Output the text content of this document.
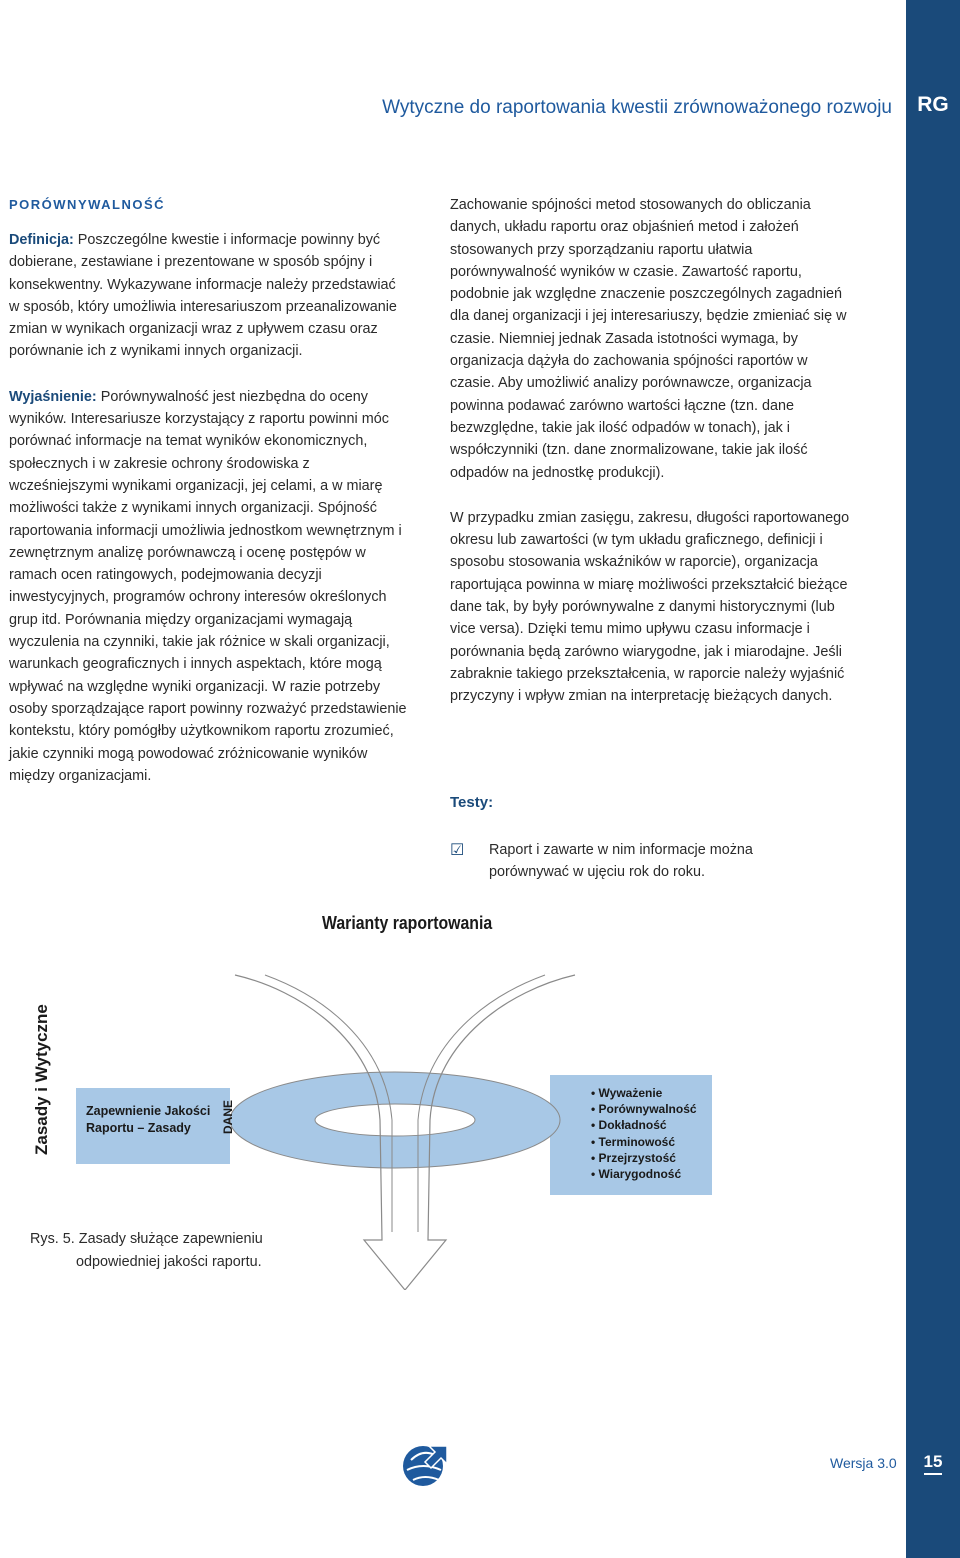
RG
Wytyczne do raportowania kwestii zrównoważonego rozwoju
PORÓWNYWALNOŚĆ

Definicja: Poszczególne kwestie i informacje powinny być dobierane, zestawiane i prezentowane w sposób spójny i konsekwentny. Wykazywane informacje należy przedstawiać w sposób, który umożliwia interesariuszom przeanalizowanie zmian w wynikach organizacji wraz z upływem czasu oraz porównanie ich z wynikami innych organizacji.

Wyjaśnienie: Porównywalność jest niezbędna do oceny wyników. Interesariusze korzystający z raportu powinni móc porównać informacje na temat wyników ekonomicznych, społecznych i w zakresie ochrony środowiska z wcześniejszymi wynikami organizacji, jej celami, a w miarę możliwości także z wynikami innych organizacji. Spójność raportowania informacji umożliwia jednostkom wewnętrznym i zewnętrznym analizę porównawczą i ocenę postępów w ramach ocen ratingowych, podejmowania decyzji inwestycyjnych, programów ochrony interesów określonych grup itd. Porównania między organizacjami wymagają wyczulenia na czynniki, takie jak różnice w skali organizacji, warunkach geograficznych i innych aspektach, które mogą wpływać na względne wyniki organizacji. W razie potrzeby osoby sporządzające raport powinny rozważyć przedstawienie kontekstu, który pomógłby użytkownikom raportu zrozumieć, jakie czynniki mogą powodować zróżnicowanie wyników między organizacjami.

Zachowanie spójności metod stosowanych do obliczania danych, układu raportu oraz objaśnień metod i założeń stosowanych przy sporządzaniu raportu ułatwia porównywalność wyników w czasie. Zawartość raportu, podobnie jak względne znaczenie poszczególnych zagadnień dla danej organizacji i jej interesariuszy, będzie zmieniać się w czasie. Niemniej jednak Zasada istotności wymaga, by organizacja dążyła do zachowania spójności raportów w czasie. Aby umożliwić analizy porównawcze, organizacja powinna podawać zarówno wartości łączne (tzn. dane bezwzględne, takie jak ilość odpadów w tonach), jak i współczynniki (tzn. dane znormalizowane, takie jak ilość odpadów na jednostkę produkcji).

W przypadku zmian zasięgu, zakresu, długości raportowanego okresu lub zawartości (w tym układu graficznego, definicji i sposobu stosowania wskaźników w raporcie), organizacja raportująca powinna w miarę możliwości przekształcić bieżące dane tak, by były porównywalne z danymi historycznymi (lub vice versa). Dzięki temu mimo upływu czasu informacje i porównania będą zarówno wiarygodne, jak i miarodajne. Jeśli zabraknie takiego przekształcenia, w raporcie należy wyjaśnić przyczyny i wpływ zmian na interpretację bieżących danych.

Testy:
☑ Raport i zawarte w nim informacje można porównywać w ujęciu rok do roku.
Warianty raportowania
Zasady i Wytyczne	Zapewnienie Jakości
Raportu – Zasady	DANE
• Wyważenie
• Porównywalność
• Dokładność
• Terminowość
• Przejrzystość
• Wiarygodność
Rys. 5. Zasady służące zapewnieniu
odpowiedniej jakości raportu.
Wersja 3.0	15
··········
WHAT IS EXPECTED:
Word for word, quote the lines above. Omit the pictures.

OUTPUT OF THE EXERCISE:
Output the text content of this document.
RG
Wytyczne do raportowania kwestii zrównoważonego rozwoju
PORÓWNYWALNOŚĆ

Definicja: Poszczególne kwestie i informacje powinny być dobierane, zestawiane i prezentowane w sposób spójny i konsekwentny. Wykazywane informacje należy przedstawiać w sposób, który umożliwia interesariuszom przeanalizowanie zmian w wynikach organizacji wraz z upływem czasu oraz porównanie ich z wynikami innych organizacji.

Wyjaśnienie: Porównywalność jest niezbędna do oceny wyników. Interesariusze korzystający z raportu powinni móc porównać informacje na temat wyników ekonomicznych, społecznych i w zakresie ochrony środowiska z wcześniejszymi wynikami organizacji, jej celami, a w miarę możliwości także z wynikami innych organizacji. Spójność raportowania informacji umożliwia jednostkom wewnętrznym i zewnętrznym analizę porównawczą i ocenę postępów w ramach ocen ratingowych, podejmowania decyzji inwestycyjnych, programów ochrony interesów określonych grup itd. Porównania między organizacjami wymagają wyczulenia na czynniki, takie jak różnice w skali organizacji, warunkach geograficznych i innych aspektach, które mogą wpływać na względne wyniki organizacji. W razie potrzeby osoby sporządzające raport powinny rozważyć przedstawienie kontekstu, który pomógłby użytkownikom raportu zrozumieć, jakie czynniki mogą powodować zróżnicowanie wyników między organizacjami.

Zachowanie spójności metod stosowanych do obliczania danych, układu raportu oraz objaśnień metod i założeń stosowanych przy sporządzaniu raportu ułatwia porównywalność wyników w czasie. Zawartość raportu, podobnie jak względne znaczenie poszczególnych zagadnień dla danej organizacji i jej interesariuszy, będzie zmieniać się w czasie. Niemniej jednak Zasada istotności wymaga, by organizacja dążyła do zachowania spójności raportów w czasie. Aby umożliwić analizy porównawcze, organizacja powinna podawać zarówno wartości łączne (tzn. dane bezwzględne, takie jak ilość odpadów w tonach), jak i współczynniki (tzn. dane znormalizowane, takie jak ilość odpadów na jednostkę produkcji).

W przypadku zmian zasięgu, zakresu, długości raportowanego okresu lub zawartości (w tym układu graficznego, definicji i sposobu stosowania wskaźników w raporcie), organizacja raportująca powinna w miarę możliwości przekształcić bieżące dane tak, by były porównywalne z danymi historycznymi (lub vice versa). Dzięki temu mimo upływu czasu informacje i porównania będą zarówno wiarygodne, jak i miarodajne. Jeśli zabraknie takiego przekształcenia, w raporcie należy wyjaśnić przyczyny i wpływ zmian na interpretację bieżących danych.

Testy:
☑ Raport i zawarte w nim informacje można porównywać w ujęciu rok do roku.
Warianty raportowania
Zasady i Wytyczne	Zapewnienie Jakości
Raportu – Zasady	DANE
• Wyważenie
• Porównywalność
• Dokładność
• Terminowość
• Przejrzystość
• Wiarygodność
Rys. 5. Zasady służące zapewnieniu
odpowiedniej jakości raportu.
Wersja 3.0	15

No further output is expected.